### Task requirements:
Lines containing "Revenue" are to be counted. Give the number and nothing more.

### Supplied records:
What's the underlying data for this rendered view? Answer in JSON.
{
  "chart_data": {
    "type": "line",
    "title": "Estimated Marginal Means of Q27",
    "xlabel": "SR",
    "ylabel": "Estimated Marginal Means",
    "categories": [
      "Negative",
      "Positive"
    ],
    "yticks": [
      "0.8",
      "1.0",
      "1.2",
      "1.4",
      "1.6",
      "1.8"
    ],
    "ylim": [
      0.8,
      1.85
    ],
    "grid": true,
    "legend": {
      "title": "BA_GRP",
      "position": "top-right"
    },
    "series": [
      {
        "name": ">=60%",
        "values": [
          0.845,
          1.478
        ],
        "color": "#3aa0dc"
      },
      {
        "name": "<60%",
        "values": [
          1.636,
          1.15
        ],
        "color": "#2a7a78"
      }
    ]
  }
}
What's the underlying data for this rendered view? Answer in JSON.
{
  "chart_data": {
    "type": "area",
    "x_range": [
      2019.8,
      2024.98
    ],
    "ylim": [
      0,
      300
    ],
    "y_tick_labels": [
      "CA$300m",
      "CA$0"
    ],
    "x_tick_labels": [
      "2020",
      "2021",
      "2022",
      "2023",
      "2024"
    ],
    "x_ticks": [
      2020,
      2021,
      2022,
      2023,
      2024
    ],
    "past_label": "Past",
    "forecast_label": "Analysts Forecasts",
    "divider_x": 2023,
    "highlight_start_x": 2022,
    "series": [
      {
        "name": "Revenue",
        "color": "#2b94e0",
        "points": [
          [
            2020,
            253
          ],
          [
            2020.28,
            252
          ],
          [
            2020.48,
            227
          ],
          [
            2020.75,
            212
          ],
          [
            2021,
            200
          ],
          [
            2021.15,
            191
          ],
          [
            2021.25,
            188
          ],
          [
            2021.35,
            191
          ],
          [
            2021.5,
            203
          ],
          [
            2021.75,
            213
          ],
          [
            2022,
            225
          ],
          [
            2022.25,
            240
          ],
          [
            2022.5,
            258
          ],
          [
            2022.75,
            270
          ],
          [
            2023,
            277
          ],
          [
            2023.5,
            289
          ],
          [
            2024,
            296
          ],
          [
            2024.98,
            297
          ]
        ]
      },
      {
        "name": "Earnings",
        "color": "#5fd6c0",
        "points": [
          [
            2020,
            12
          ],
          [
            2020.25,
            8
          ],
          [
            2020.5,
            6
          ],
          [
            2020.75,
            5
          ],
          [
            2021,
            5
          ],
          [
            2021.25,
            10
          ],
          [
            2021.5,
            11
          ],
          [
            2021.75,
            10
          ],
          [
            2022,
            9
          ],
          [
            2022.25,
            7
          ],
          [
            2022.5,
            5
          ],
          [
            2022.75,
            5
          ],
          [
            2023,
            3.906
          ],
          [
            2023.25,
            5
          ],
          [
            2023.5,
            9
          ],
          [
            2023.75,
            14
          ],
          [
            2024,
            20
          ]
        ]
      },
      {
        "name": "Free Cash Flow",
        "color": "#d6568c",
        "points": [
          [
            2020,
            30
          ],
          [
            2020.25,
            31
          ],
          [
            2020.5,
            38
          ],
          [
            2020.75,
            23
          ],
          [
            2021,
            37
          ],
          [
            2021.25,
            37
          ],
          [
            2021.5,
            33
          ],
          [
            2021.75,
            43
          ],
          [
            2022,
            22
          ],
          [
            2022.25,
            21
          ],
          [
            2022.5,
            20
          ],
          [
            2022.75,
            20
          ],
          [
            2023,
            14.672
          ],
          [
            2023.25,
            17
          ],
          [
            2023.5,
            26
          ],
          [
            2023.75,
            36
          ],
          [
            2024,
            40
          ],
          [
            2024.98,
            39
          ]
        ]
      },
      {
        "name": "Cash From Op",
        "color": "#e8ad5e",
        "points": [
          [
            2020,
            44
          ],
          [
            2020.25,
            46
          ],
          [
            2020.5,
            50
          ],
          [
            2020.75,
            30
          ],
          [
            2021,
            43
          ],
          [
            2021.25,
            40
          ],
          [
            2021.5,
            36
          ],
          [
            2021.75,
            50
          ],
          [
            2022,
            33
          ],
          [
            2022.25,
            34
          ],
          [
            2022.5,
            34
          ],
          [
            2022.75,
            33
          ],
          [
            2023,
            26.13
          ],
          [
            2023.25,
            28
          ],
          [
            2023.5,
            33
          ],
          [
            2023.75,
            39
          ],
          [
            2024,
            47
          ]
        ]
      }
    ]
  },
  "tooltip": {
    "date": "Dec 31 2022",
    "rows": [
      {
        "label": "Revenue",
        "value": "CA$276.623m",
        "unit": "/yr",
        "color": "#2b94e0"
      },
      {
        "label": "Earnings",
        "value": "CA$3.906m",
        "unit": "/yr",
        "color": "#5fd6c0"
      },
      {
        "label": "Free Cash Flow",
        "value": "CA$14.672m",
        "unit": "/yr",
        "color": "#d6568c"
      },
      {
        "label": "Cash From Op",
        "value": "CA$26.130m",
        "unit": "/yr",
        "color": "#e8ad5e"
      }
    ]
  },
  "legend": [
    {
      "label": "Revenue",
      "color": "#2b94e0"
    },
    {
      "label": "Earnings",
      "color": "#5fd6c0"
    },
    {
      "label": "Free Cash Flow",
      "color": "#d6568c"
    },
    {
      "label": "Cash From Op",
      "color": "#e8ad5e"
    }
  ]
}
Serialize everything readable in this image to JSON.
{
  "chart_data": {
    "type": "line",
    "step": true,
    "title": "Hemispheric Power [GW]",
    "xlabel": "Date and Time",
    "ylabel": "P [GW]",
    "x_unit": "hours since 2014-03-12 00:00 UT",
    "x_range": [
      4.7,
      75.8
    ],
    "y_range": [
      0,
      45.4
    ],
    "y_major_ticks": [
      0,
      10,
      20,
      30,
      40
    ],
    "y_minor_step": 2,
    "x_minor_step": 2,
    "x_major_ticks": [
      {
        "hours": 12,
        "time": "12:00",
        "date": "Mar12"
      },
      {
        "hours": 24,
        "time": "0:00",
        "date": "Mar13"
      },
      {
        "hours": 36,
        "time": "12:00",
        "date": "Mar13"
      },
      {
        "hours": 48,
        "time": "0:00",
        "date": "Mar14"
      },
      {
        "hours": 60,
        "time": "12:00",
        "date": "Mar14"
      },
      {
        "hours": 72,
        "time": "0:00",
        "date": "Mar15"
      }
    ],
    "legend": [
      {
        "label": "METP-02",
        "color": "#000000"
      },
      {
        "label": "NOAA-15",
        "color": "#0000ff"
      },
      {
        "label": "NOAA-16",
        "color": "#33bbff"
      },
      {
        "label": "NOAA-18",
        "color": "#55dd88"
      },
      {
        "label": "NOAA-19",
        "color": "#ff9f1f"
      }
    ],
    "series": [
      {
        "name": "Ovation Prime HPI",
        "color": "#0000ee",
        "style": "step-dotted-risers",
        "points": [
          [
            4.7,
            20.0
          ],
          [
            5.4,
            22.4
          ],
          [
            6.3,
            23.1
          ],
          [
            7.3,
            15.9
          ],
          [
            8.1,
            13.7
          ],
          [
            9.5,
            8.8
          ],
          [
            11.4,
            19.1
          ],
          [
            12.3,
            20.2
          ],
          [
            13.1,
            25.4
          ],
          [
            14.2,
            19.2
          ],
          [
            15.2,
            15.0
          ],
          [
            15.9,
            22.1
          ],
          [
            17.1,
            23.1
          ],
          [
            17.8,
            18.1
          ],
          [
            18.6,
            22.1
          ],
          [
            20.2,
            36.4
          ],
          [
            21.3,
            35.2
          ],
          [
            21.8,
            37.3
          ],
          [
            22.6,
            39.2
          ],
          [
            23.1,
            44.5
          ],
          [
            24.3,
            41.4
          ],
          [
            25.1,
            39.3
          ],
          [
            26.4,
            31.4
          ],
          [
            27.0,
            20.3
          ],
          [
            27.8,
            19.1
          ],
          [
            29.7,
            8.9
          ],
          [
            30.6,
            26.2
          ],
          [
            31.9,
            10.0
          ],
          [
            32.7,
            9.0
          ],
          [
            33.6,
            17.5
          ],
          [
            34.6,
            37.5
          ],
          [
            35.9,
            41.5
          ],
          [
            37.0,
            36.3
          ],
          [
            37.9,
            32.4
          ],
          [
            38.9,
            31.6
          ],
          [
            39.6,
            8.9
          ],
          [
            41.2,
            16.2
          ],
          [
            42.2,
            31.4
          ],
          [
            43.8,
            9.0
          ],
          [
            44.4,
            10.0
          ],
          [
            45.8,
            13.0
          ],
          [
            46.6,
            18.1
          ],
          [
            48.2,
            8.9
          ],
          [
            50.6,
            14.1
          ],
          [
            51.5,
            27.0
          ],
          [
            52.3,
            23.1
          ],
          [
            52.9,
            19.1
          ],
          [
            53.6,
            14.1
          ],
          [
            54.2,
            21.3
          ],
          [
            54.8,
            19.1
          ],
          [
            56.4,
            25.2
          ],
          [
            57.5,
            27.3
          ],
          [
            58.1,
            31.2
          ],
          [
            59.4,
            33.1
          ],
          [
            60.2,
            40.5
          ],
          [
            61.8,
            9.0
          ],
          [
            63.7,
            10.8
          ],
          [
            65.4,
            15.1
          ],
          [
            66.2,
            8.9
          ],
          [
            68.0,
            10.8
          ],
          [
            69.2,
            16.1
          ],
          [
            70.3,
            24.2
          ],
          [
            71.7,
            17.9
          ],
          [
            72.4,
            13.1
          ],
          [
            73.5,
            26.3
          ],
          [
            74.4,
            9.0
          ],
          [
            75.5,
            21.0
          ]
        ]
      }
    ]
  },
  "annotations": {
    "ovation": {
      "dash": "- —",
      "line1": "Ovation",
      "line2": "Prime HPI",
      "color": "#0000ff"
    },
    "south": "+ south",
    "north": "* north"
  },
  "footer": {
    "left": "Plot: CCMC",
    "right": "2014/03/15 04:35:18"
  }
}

### The solution:
3